Stored entries:

########################################

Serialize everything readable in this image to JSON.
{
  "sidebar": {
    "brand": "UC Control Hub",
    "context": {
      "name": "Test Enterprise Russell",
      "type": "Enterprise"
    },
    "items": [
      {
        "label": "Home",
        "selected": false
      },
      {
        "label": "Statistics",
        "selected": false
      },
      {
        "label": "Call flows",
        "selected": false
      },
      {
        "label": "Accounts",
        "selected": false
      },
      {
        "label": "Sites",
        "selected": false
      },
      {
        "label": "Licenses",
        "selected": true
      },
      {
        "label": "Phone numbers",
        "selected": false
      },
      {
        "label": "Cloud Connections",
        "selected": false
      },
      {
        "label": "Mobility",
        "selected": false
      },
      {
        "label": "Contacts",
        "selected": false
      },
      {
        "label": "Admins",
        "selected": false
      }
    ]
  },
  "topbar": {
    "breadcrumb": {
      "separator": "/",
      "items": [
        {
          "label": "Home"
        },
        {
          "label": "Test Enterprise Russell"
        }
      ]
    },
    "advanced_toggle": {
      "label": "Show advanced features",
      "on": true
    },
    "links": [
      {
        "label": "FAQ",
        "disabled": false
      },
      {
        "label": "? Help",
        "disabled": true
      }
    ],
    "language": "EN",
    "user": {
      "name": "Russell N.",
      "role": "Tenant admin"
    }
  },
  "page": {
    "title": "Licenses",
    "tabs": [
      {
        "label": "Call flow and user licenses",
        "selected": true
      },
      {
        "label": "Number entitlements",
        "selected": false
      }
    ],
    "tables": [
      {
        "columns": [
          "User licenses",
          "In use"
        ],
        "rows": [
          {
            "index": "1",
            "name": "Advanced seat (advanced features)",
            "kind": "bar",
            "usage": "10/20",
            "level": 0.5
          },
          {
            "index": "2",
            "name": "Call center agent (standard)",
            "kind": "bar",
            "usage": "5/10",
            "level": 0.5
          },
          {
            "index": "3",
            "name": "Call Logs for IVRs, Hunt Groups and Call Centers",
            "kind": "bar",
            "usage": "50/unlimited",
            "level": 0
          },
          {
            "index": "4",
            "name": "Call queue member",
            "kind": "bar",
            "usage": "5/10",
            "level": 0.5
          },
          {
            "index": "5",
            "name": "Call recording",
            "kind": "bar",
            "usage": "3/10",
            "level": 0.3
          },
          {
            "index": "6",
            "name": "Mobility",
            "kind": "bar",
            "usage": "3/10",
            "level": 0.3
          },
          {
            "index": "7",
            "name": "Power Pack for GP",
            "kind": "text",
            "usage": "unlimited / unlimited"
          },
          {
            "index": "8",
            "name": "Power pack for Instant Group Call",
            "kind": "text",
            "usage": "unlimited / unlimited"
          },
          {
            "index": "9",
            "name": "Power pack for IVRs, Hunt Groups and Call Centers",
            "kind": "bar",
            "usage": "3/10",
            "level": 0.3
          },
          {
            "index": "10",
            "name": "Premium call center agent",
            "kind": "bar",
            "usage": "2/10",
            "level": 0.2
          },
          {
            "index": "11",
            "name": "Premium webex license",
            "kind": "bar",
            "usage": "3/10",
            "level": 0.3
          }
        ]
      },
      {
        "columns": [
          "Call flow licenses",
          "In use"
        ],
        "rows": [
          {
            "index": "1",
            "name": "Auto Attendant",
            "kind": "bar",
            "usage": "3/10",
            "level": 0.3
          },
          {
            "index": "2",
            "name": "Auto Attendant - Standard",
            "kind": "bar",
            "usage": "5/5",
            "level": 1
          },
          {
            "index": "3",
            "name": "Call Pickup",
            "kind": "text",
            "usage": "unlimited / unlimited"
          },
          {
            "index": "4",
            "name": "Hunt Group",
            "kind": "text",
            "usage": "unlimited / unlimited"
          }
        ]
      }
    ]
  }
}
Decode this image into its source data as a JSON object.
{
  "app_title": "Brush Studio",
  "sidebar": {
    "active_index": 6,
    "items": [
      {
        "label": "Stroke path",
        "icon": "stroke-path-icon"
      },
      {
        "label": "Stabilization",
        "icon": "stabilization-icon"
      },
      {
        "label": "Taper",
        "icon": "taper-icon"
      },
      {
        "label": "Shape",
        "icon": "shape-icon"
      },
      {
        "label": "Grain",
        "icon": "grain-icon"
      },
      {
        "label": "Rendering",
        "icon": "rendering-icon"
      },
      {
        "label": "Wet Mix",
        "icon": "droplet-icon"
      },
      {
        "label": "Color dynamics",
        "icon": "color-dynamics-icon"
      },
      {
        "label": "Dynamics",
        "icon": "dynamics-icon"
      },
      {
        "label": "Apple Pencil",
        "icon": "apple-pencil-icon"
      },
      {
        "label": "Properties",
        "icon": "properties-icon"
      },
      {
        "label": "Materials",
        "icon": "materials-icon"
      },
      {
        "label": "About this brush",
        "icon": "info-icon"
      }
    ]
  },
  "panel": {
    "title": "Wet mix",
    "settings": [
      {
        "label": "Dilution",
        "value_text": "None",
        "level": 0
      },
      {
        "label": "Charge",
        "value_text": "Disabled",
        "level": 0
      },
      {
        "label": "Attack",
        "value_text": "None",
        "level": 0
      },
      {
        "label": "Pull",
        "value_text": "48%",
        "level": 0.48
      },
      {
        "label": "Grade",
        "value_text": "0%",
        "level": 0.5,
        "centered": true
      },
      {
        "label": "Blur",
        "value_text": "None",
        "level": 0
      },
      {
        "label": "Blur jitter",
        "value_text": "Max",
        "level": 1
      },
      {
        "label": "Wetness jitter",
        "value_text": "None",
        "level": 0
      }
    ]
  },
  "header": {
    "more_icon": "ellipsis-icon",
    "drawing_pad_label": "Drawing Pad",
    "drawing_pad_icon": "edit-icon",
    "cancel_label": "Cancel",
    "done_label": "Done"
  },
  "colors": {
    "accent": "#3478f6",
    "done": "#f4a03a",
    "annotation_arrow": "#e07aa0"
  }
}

########################################

Short problem:
Extract all of the data exactly as written.

Finished exercise:
Serialize everything readable in this image to JSON.
{
  "sidebar": {
    "brand": "UC Control Hub",
    "context": {
      "name": "Test Enterprise Russell",
      "type": "Enterprise"
    },
    "items": [
      {
        "label": "Home",
        "selected": false
      },
      {
        "label": "Statistics",
        "selected": false
      },
      {
        "label": "Call flows",
        "selected": false
      },
      {
        "label": "Accounts",
        "selected": false
      },
      {
        "label": "Sites",
        "selected": false
      },
      {
        "label": "Licenses",
        "selected": true
      },
      {
        "label": "Phone numbers",
        "selected": false
      },
      {
        "label": "Cloud Connections",
        "selected": false
      },
      {
        "label": "Mobility",
        "selected": false
      },
      {
        "label": "Contacts",
        "selected": false
      },
      {
        "label": "Admins",
        "selected": false
      }
    ]
  },
  "topbar": {
    "breadcrumb": {
      "separator": "/",
      "items": [
        {
          "label": "Home"
        },
        {
          "label": "Test Enterprise Russell"
        }
      ]
    },
    "advanced_toggle": {
      "label": "Show advanced features",
      "on": true
    },
    "links": [
      {
        "label": "FAQ",
        "disabled": false
      },
      {
        "label": "? Help",
        "disabled": true
      }
    ],
    "language": "EN",
    "user": {
      "name": "Russell N.",
      "role": "Tenant admin"
    }
  },
  "page": {
    "title": "Licenses",
    "tabs": [
      {
        "label": "Call flow and user licenses",
        "selected": true
      },
      {
        "label": "Number entitlements",
        "selected": false
      }
    ],
    "tables": [
      {
        "columns": [
          "User licenses",
          "In use"
        ],
        "rows": [
          {
            "index": "1",
            "name": "Advanced seat (advanced features)",
            "kind": "bar",
            "usage": "10/20",
            "level": 0.5
          },
          {
            "index": "2",
            "name": "Call center agent (standard)",
            "kind": "bar",
            "usage": "5/10",
            "level": 0.5
          },
          {
            "index": "3",
            "name": "Call Logs for IVRs, Hunt Groups and Call Centers",
            "kind": "bar",
            "usage": "50/unlimited",
            "level": 0
          },
          {
            "index": "4",
            "name": "Call queue member",
            "kind": "bar",
            "usage": "5/10",
            "level": 0.5
          },
          {
            "index": "5",
            "name": "Call recording",
            "kind": "bar",
            "usage": "3/10",
            "level": 0.3
          },
          {
            "index": "6",
            "name": "Mobility",
            "kind": "bar",
            "usage": "3/10",
            "level": 0.3
          },
          {
            "index": "7",
            "name": "Power Pack for GP",
            "kind": "text",
            "usage": "unlimited / unlimited"
          },
          {
            "index": "8",
            "name": "Power pack for Instant Group Call",
            "kind": "text",
            "usage": "unlimited / unlimited"
          },
          {
            "index": "9",
            "name": "Power pack for IVRs, Hunt Groups and Call Centers",
            "kind": "bar",
            "usage": "3/10",
            "level": 0.3
          },
          {
            "index": "10",
            "name": "Premium call center agent",
            "kind": "bar",
            "usage": "2/10",
            "level": 0.2
          },
          {
            "index": "11",
            "name": "Premium webex license",
            "kind": "bar",
            "usage": "3/10",
            "level": 0.3
          }
        ]
      },
      {
        "columns": [
          "Call flow licenses",
          "In use"
        ],
        "rows": [
          {
            "index": "1",
            "name": "Auto Attendant",
            "kind": "bar",
            "usage": "3/10",
            "level": 0.3
          },
          {
            "index": "2",
            "name": "Auto Attendant - Standard",
            "kind": "bar",
            "usage": "5/5",
            "level": 1
          },
          {
            "index": "3",
            "name": "Call Pickup",
            "kind": "text",
            "usage": "unlimited / unlimited"
          },
          {
            "index": "4",
            "name": "Hunt Group",
            "kind": "text",
            "usage": "unlimited / unlimited"
          }
        ]
      }
    ]
  }
}
Decode this image into its source data as a JSON object.
{
  "app_title": "Brush Studio",
  "sidebar": {
    "active_index": 6,
    "items": [
      {
        "label": "Stroke path",
        "icon": "stroke-path-icon"
      },
      {
        "label": "Stabilization",
        "icon": "stabilization-icon"
      },
      {
        "label": "Taper",
        "icon": "taper-icon"
      },
      {
        "label": "Shape",
        "icon": "shape-icon"
      },
      {
        "label": "Grain",
        "icon": "grain-icon"
      },
      {
        "label": "Rendering",
        "icon": "rendering-icon"
      },
      {
        "label": "Wet Mix",
        "icon": "droplet-icon"
      },
      {
        "label": "Color dynamics",
        "icon": "color-dynamics-icon"
      },
      {
        "label": "Dynamics",
        "icon": "dynamics-icon"
      },
      {
        "label": "Apple Pencil",
        "icon": "apple-pencil-icon"
      },
      {
        "label": "Properties",
        "icon": "properties-icon"
      },
      {
        "label": "Materials",
        "icon": "materials-icon"
      },
      {
        "label": "About this brush",
        "icon": "info-icon"
      }
    ]
  },
  "panel": {
    "title": "Wet mix",
    "settings": [
      {
        "label": "Dilution",
        "value_text": "None",
        "level": 0
      },
      {
        "label": "Charge",
        "value_text": "Disabled",
        "level": 0
      },
      {
        "label": "Attack",
        "value_text": "None",
        "level": 0
      },
      {
        "label": "Pull",
        "value_text": "48%",
        "level": 0.48
      },
      {
        "label": "Grade",
        "value_text": "0%",
        "level": 0.5,
        "centered": true
      },
      {
        "label": "Blur",
        "value_text": "None",
        "level": 0
      },
      {
        "label": "Blur jitter",
        "value_text": "Max",
        "level": 1
      },
      {
        "label": "Wetness jitter",
        "value_text": "None",
        "level": 0
      }
    ]
  },
  "header": {
    "more_icon": "ellipsis-icon",
    "drawing_pad_label": "Drawing Pad",
    "drawing_pad_icon": "edit-icon",
    "cancel_label": "Cancel",
    "done_label": "Done"
  },
  "colors": {
    "accent": "#3478f6",
    "done": "#f4a03a",
    "annotation_arrow": "#e07aa0"
  }
}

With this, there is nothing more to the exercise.